## [Exercise]
Reproduce every record below exactly as written, leaving out any pictures.

# # #

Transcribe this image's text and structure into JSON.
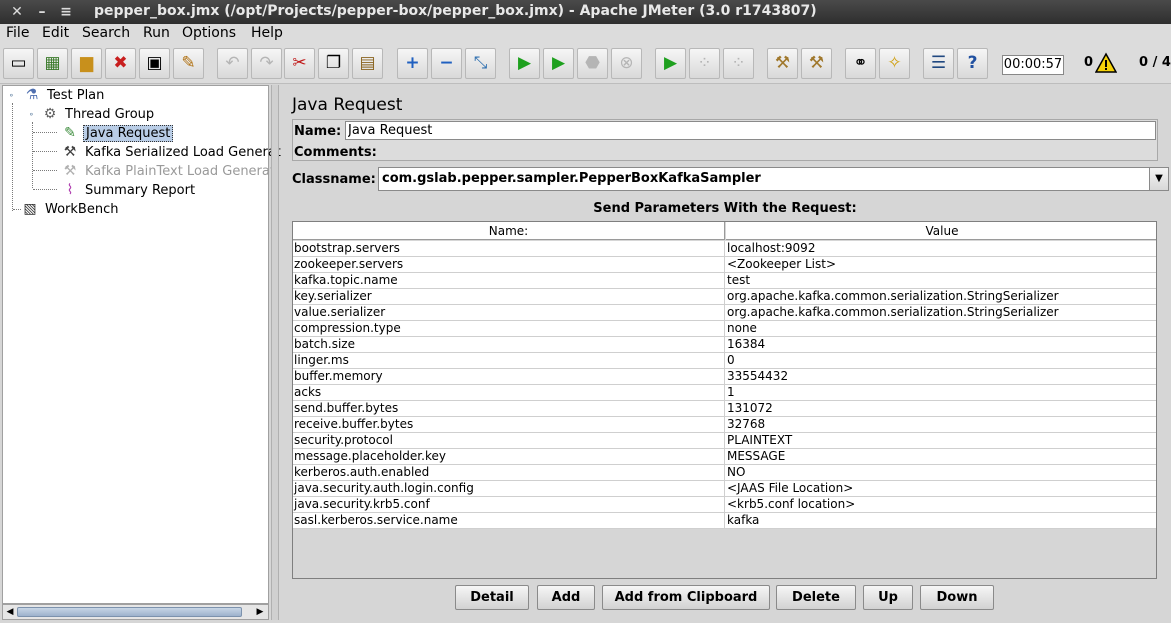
{
  "window": {
    "title": "pepper_box.jmx (/opt/Projects/pepper-box/pepper_box.jmx) - Apache JMeter (3.0 r1743807)"
  },
  "menu": [
    "File",
    "Edit",
    "Search",
    "Run",
    "Options",
    "Help"
  ],
  "toolbar": {
    "timer": "00:00:57",
    "warning_count": "0",
    "threads": "0 / 4"
  },
  "tree": {
    "test_plan": "Test Plan",
    "thread_group": "Thread Group",
    "java_request": "Java Request",
    "kafka_serialized": "Kafka Serialized Load Generat",
    "kafka_plaintext": "Kafka PlainText Load Generat",
    "summary_report": "Summary Report",
    "workbench": "WorkBench"
  },
  "panel": {
    "title": "Java Request",
    "name_label": "Name:",
    "name_value": "Java Request",
    "comments_label": "Comments:",
    "classname_label": "Classname:",
    "classname_value": "com.gslab.pepper.sampler.PepperBoxKafkaSampler",
    "params_title": "Send Parameters With the Request:",
    "columns": [
      "Name:",
      "Value"
    ],
    "params": [
      {
        "name": "bootstrap.servers",
        "value": "localhost:9092"
      },
      {
        "name": "zookeeper.servers",
        "value": "<Zookeeper List>"
      },
      {
        "name": "kafka.topic.name",
        "value": "test"
      },
      {
        "name": "key.serializer",
        "value": "org.apache.kafka.common.serialization.StringSerializer"
      },
      {
        "name": "value.serializer",
        "value": "org.apache.kafka.common.serialization.StringSerializer"
      },
      {
        "name": "compression.type",
        "value": "none"
      },
      {
        "name": "batch.size",
        "value": "16384"
      },
      {
        "name": "linger.ms",
        "value": "0"
      },
      {
        "name": "buffer.memory",
        "value": "33554432"
      },
      {
        "name": "acks",
        "value": "1"
      },
      {
        "name": "send.buffer.bytes",
        "value": "131072"
      },
      {
        "name": "receive.buffer.bytes",
        "value": "32768"
      },
      {
        "name": "security.protocol",
        "value": "PLAINTEXT"
      },
      {
        "name": "message.placeholder.key",
        "value": "MESSAGE"
      },
      {
        "name": "kerberos.auth.enabled",
        "value": "NO"
      },
      {
        "name": "java.security.auth.login.config",
        "value": "<JAAS File Location>"
      },
      {
        "name": "java.security.krb5.conf",
        "value": "<krb5.conf location>"
      },
      {
        "name": "sasl.kerberos.service.name",
        "value": "kafka"
      }
    ],
    "buttons": [
      "Detail",
      "Add",
      "Add from Clipboard",
      "Delete",
      "Up",
      "Down"
    ]
  }
}
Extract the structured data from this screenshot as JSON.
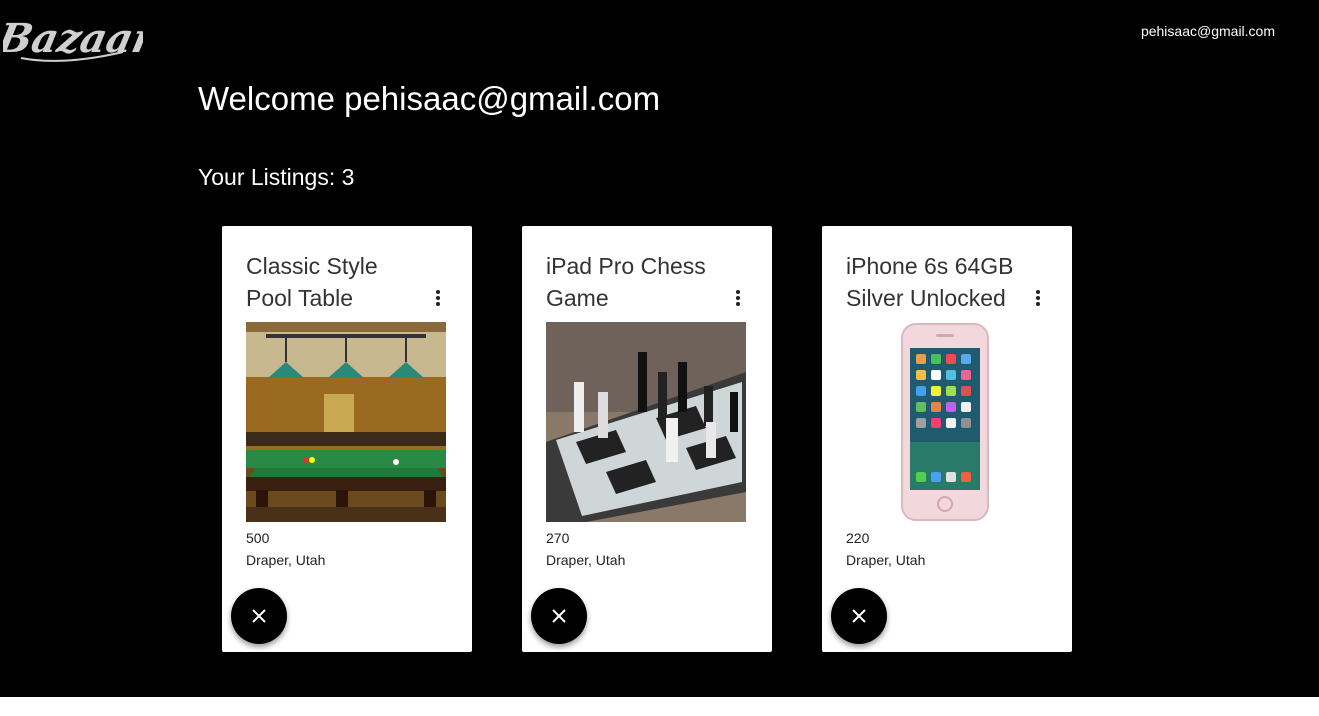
{
  "header": {
    "logo_text": "Bazaar!",
    "user_email": "pehisaac@gmail.com"
  },
  "main": {
    "welcome_text": "Welcome pehisaac@gmail.com",
    "listings_label": "Your Listings: 3"
  },
  "listings": [
    {
      "title": "Classic Style Pool Table",
      "price": "500",
      "location": "Draper, Utah",
      "image": "pool-table-photo"
    },
    {
      "title": "iPad Pro Chess Game",
      "price": "270",
      "location": "Draper, Utah",
      "image": "chess-ipad-photo"
    },
    {
      "title": "iPhone 6s 64GB Silver Unlocked",
      "price": "220",
      "location": "Draper, Utah",
      "image": "iphone-photo"
    }
  ],
  "icons": {
    "menu": "more-vert-icon",
    "delete": "close-icon"
  },
  "colors": {
    "background": "#000000",
    "card": "#ffffff",
    "delete_button": "#000000"
  }
}
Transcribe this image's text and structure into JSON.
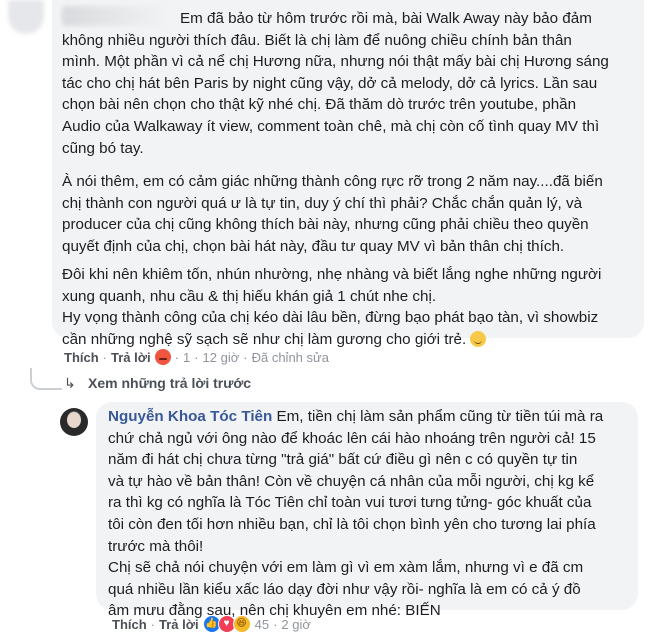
{
  "comment": {
    "paragraph1": "Em đã bảo từ hôm trước rồi mà, bài Walk Away này bảo đảm\nkhông nhiều người thích đâu. Biết là chị làm để nuông chiều chính bản thân\nmình. Một phần vì cả nể chị Hương nữa, nhưng nói thật mấy bài chị Hương sáng\ntác cho chị hát bên Paris by night cũng vậy, dở cả melody, dở cả lyrics. Lần sau\nchọn bài nên chọn cho thật kỹ nhé chị. Đã thăm dò trước trên youtube, phần\nAudio của Walkaway ít view, comment toàn chê, mà chị còn cố tình quay MV thì\ncũng bó tay.",
    "paragraph2": "À nói thêm, em có cảm giác những thành công rực rỡ trong 2 năm nay....đã biến\nchị thành con người quá ư là tự tin, duy ý chí thì phải? Chắc chắn quản lý, và\nproducer của chị cũng không thích bài này, nhưng cũng phải chiều theo quyền\nquyết định của chị, chọn bài hát này, đầu tư quay MV vì bản thân chị thích.",
    "paragraph3": "Đôi khi nên khiêm tốn, nhún nhường, nhẹ nhàng và biết lắng nghe những người\nxung quanh, nhu cầu & thị hiếu khán giả 1 chút nhe chị.\nHy vọng thành công của chị kéo dài lâu bền, đừng bạo phát bạo tàn, vì showbiz\ncần những nghệ sỹ sạch sẽ như chị làm gương cho giới trẻ.",
    "actions": {
      "like": "Thích",
      "reply": "Trả lời",
      "reaction_count": "1",
      "time": "12 giờ",
      "edited": "Đã chỉnh sửa"
    }
  },
  "view_previous": "Xem những trả lời trước",
  "reply": {
    "author": "Nguyễn Khoa Tóc Tiên",
    "text": "Em, tiền chị làm sản phẩm cũng từ tiền túi mà ra\nchứ chả ngủ với ông nào để khoác lên cái hào nhoáng trên người cả! 15\nnăm đi hát chị chưa từng \"trả giá\" bất cứ điều gì nên c có quyền tự tin\nvà tự hào về bản thân! Còn về chuyện cá nhân của mỗi người, chị kg kể\nra thì kg có nghĩa là Tóc Tiên chỉ toàn vui tươi tưng tửng- góc khuất của\ntôi còn đen tối hơn nhiều bạn, chỉ là tôi chọn bình yên cho tương lai phía\ntrước mà thôi!\nChị sẽ chả nói chuyện với em làm gì vì em xàm lắm, nhưng vì e đã cm\nquá nhiều lần kiểu xấc láo dạy đời như vậy rồi- nghĩa là em có cả ý đồ\nâm mưu đằng sau, nên chị khuyên em nhé: BIẾN",
    "actions": {
      "like": "Thích",
      "reply": "Trả lời",
      "reaction_count": "45",
      "time": "2 giờ"
    }
  }
}
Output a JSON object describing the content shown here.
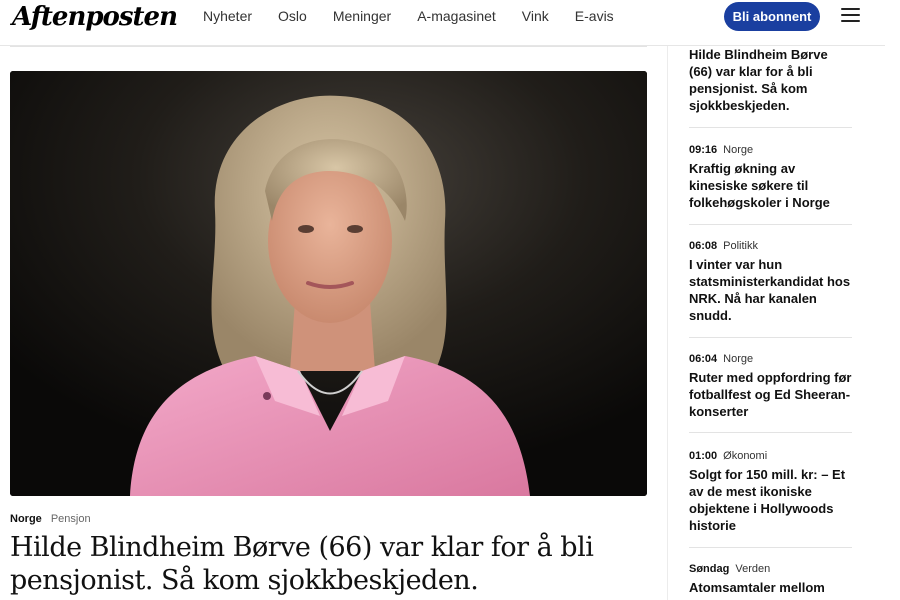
{
  "header": {
    "logo": "Aftenposten",
    "nav": [
      "Nyheter",
      "Oslo",
      "Meninger",
      "A-magasinet",
      "Vink",
      "E-avis"
    ],
    "subscribe_label": "Bli abonnent"
  },
  "article": {
    "section": "Norge",
    "tag": "Pensjon",
    "headline": "Hilde Blindheim Børve (66) var klar for å bli pensjonist. Så kom sjokkbeskjeden."
  },
  "sidebar": {
    "items": [
      {
        "time": "",
        "category": "",
        "title": "Hilde Blindheim Børve (66) var klar for å bli pensjonist. Så kom sjokkbeskjeden."
      },
      {
        "time": "09:16",
        "category": "Norge",
        "title": "Kraftig økning av kinesiske søkere til folkehøgskoler i Norge"
      },
      {
        "time": "06:08",
        "category": "Politikk",
        "title": "I vinter var hun statsministerkandidat hos NRK. Nå har kanalen snudd."
      },
      {
        "time": "06:04",
        "category": "Norge",
        "title": "Ruter med oppfordring før fotballfest og Ed Sheeran-konserter"
      },
      {
        "time": "01:00",
        "category": "Økonomi",
        "title": "Solgt for 150 mill. kr: – Et av de mest ikoniske objektene i Hollywoods historie"
      },
      {
        "time": "Søndag",
        "category": "Verden",
        "title": "Atomsamtaler mellom"
      }
    ]
  },
  "colors": {
    "brand_blue": "#1a3fa0"
  }
}
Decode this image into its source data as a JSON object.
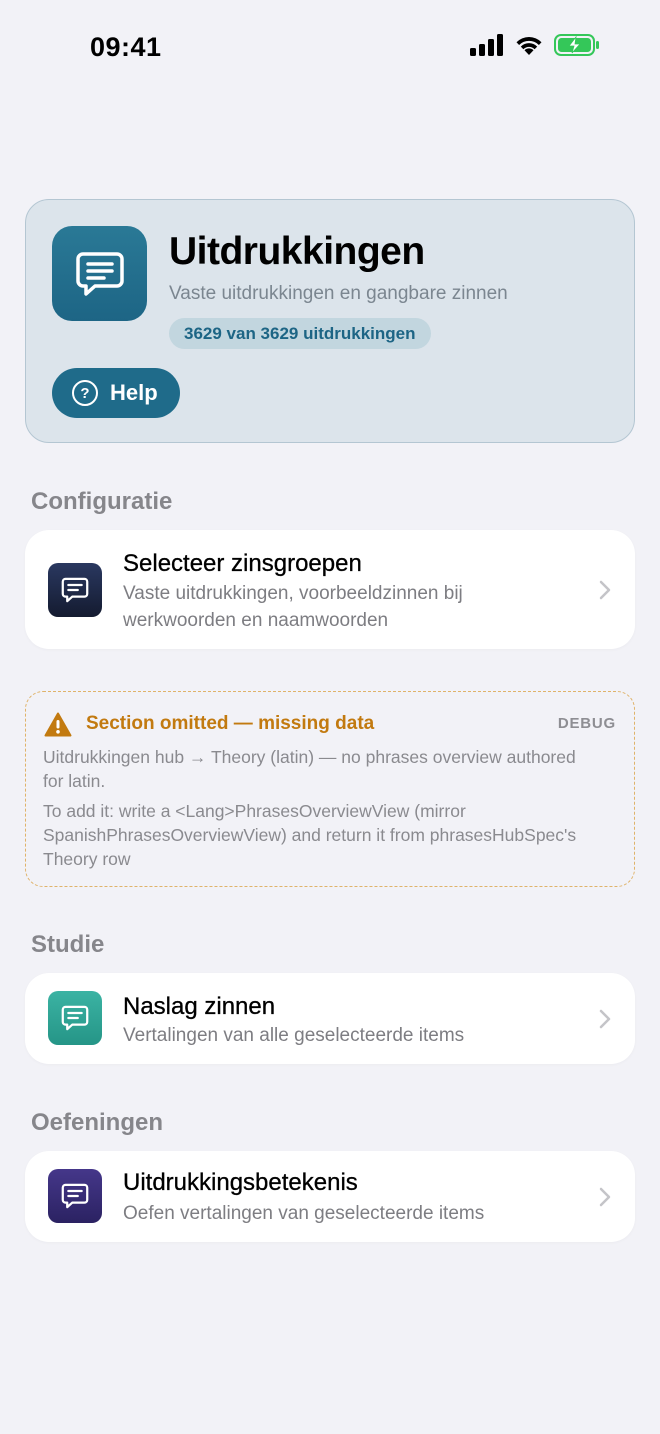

# # #

## [Answer to this task]
Transcribe this image's text and structure into JSON.
{
  "window": {
    "title": "pepper_box.jmx (/opt/Projects/pepper-box/pepper_box.jmx) - Apache JMeter (3.0 r1743807)"
  },
  "menu": [
    "File",
    "Edit",
    "Search",
    "Run",
    "Options",
    "Help"
  ],
  "toolbar": {
    "timer": "00:00:57",
    "warning_count": "0",
    "threads": "0 / 4"
  },
  "tree": {
    "test_plan": "Test Plan",
    "thread_group": "Thread Group",
    "java_request": "Java Request",
    "kafka_serialized": "Kafka Serialized Load Generat",
    "kafka_plaintext": "Kafka PlainText Load Generat",
    "summary_report": "Summary Report",
    "workbench": "WorkBench"
  },
  "panel": {
    "title": "Java Request",
    "name_label": "Name:",
    "name_value": "Java Request",
    "comments_label": "Comments:",
    "classname_label": "Classname:",
    "classname_value": "com.gslab.pepper.sampler.PepperBoxKafkaSampler",
    "params_title": "Send Parameters With the Request:",
    "columns": [
      "Name:",
      "Value"
    ],
    "params": [
      {
        "name": "bootstrap.servers",
        "value": "localhost:9092"
      },
      {
        "name": "zookeeper.servers",
        "value": "<Zookeeper List>"
      },
      {
        "name": "kafka.topic.name",
        "value": "test"
      },
      {
        "name": "key.serializer",
        "value": "org.apache.kafka.common.serialization.StringSerializer"
      },
      {
        "name": "value.serializer",
        "value": "org.apache.kafka.common.serialization.StringSerializer"
      },
      {
        "name": "compression.type",
        "value": "none"
      },
      {
        "name": "batch.size",
        "value": "16384"
      },
      {
        "name": "linger.ms",
        "value": "0"
      },
      {
        "name": "buffer.memory",
        "value": "33554432"
      },
      {
        "name": "acks",
        "value": "1"
      },
      {
        "name": "send.buffer.bytes",
        "value": "131072"
      },
      {
        "name": "receive.buffer.bytes",
        "value": "32768"
      },
      {
        "name": "security.protocol",
        "value": "PLAINTEXT"
      },
      {
        "name": "message.placeholder.key",
        "value": "MESSAGE"
      },
      {
        "name": "kerberos.auth.enabled",
        "value": "NO"
      },
      {
        "name": "java.security.auth.login.config",
        "value": "<JAAS File Location>"
      },
      {
        "name": "java.security.krb5.conf",
        "value": "<krb5.conf location>"
      },
      {
        "name": "sasl.kerberos.service.name",
        "value": "kafka"
      }
    ],
    "buttons": [
      "Detail",
      "Add",
      "Add from Clipboard",
      "Delete",
      "Up",
      "Down"
    ]
  }
}
Extract the structured data from this screenshot as JSON.
{
  "header": {
    "logo_text": "Bazaar!",
    "user_email": "pehisaac@gmail.com"
  },
  "main": {
    "welcome_text": "Welcome pehisaac@gmail.com",
    "listings_label": "Your Listings: 3"
  },
  "listings": [
    {
      "title": "Classic Style Pool Table",
      "price": "500",
      "location": "Draper, Utah",
      "image": "pool-table-photo"
    },
    {
      "title": "iPad Pro Chess Game",
      "price": "270",
      "location": "Draper, Utah",
      "image": "chess-ipad-photo"
    },
    {
      "title": "iPhone 6s 64GB Silver Unlocked",
      "price": "220",
      "location": "Draper, Utah",
      "image": "iphone-photo"
    }
  ],
  "icons": {
    "menu": "more-vert-icon",
    "delete": "close-icon"
  },
  "colors": {
    "background": "#000000",
    "card": "#ffffff",
    "delete_button": "#000000"
  }
}
Transcribe this image's text and structure into JSON.
{
  "comment": {
    "paragraph1": "Em đã bảo từ hôm trước rồi mà, bài Walk Away này bảo đảm\nkhông nhiều người thích đâu. Biết là chị làm để nuông chiều chính bản thân\nmình. Một phần vì cả nể chị Hương nữa, nhưng nói thật mấy bài chị Hương sáng\ntác cho chị hát bên Paris by night cũng vậy, dở cả melody, dở cả lyrics. Lần sau\nchọn bài nên chọn cho thật kỹ nhé chị. Đã thăm dò trước trên youtube, phần\nAudio của Walkaway ít view, comment toàn chê, mà chị còn cố tình quay MV thì\ncũng bó tay.",
    "paragraph2": "À nói thêm, em có cảm giác những thành công rực rỡ trong 2 năm nay....đã biến\nchị thành con người quá ư là tự tin, duy ý chí thì phải? Chắc chắn quản lý, và\nproducer của chị cũng không thích bài này, nhưng cũng phải chiều theo quyền\nquyết định của chị, chọn bài hát này, đầu tư quay MV vì bản thân chị thích.",
    "paragraph3": "Đôi khi nên khiêm tốn, nhún nhường, nhẹ nhàng và biết lắng nghe những người\nxung quanh, nhu cầu & thị hiếu khán giả 1 chút nhe chị.\nHy vọng thành công của chị kéo dài lâu bền, đừng bạo phát bạo tàn, vì showbiz\ncần những nghệ sỹ sạch sẽ như chị làm gương cho giới trẻ.",
    "actions": {
      "like": "Thích",
      "reply": "Trả lời",
      "reaction_count": "1",
      "time": "12 giờ",
      "edited": "Đã chỉnh sửa"
    }
  },
  "view_previous": "Xem những trả lời trước",
  "reply": {
    "author": "Nguyễn Khoa Tóc Tiên",
    "text": "Em, tiền chị làm sản phẩm cũng từ tiền túi mà ra\nchứ chả ngủ với ông nào để khoác lên cái hào nhoáng trên người cả! 15\nnăm đi hát chị chưa từng \"trả giá\" bất cứ điều gì nên c có quyền tự tin\nvà tự hào về bản thân! Còn về chuyện cá nhân của mỗi người, chị kg kể\nra thì kg có nghĩa là Tóc Tiên chỉ toàn vui tươi tưng tửng- góc khuất của\ntôi còn đen tối hơn nhiều bạn, chỉ là tôi chọn bình yên cho tương lai phía\ntrước mà thôi!\nChị sẽ chả nói chuyện với em làm gì vì em xàm lắm, nhưng vì e đã cm\nquá nhiều lần kiểu xấc láo dạy đời như vậy rồi- nghĩa là em có cả ý đồ\nâm mưu đằng sau, nên chị khuyên em nhé: BIẾN",
    "actions": {
      "like": "Thích",
      "reply": "Trả lời",
      "reaction_count": "45",
      "time": "2 giờ"
    }
  }
}
Output a JSON object describing the content shown here.
{
  "header": {
    "logo": "Aftenposten",
    "nav": [
      "Nyheter",
      "Oslo",
      "Meninger",
      "A-magasinet",
      "Vink",
      "E-avis"
    ],
    "subscribe_label": "Bli abonnent"
  },
  "article": {
    "section": "Norge",
    "tag": "Pensjon",
    "headline": "Hilde Blindheim Børve (66) var klar for å bli pensjonist. Så kom sjokkbeskjeden."
  },
  "sidebar": {
    "items": [
      {
        "time": "",
        "category": "",
        "title": "Hilde Blindheim Børve (66) var klar for å bli pensjonist. Så kom sjokkbeskjeden."
      },
      {
        "time": "09:16",
        "category": "Norge",
        "title": "Kraftig økning av kinesiske søkere til folkehøgskoler i Norge"
      },
      {
        "time": "06:08",
        "category": "Politikk",
        "title": "I vinter var hun statsministerkandidat hos NRK. Nå har kanalen snudd."
      },
      {
        "time": "06:04",
        "category": "Norge",
        "title": "Ruter med oppfordring før fotballfest og Ed Sheeran-konserter"
      },
      {
        "time": "01:00",
        "category": "Økonomi",
        "title": "Solgt for 150 mill. kr: – Et av de mest ikoniske objektene i Hollywoods historie"
      },
      {
        "time": "Søndag",
        "category": "Verden",
        "title": "Atomsamtaler mellom"
      }
    ]
  },
  "colors": {
    "brand_blue": "#1a3fa0"
  }
}
Decode this image into its source data as a JSON object.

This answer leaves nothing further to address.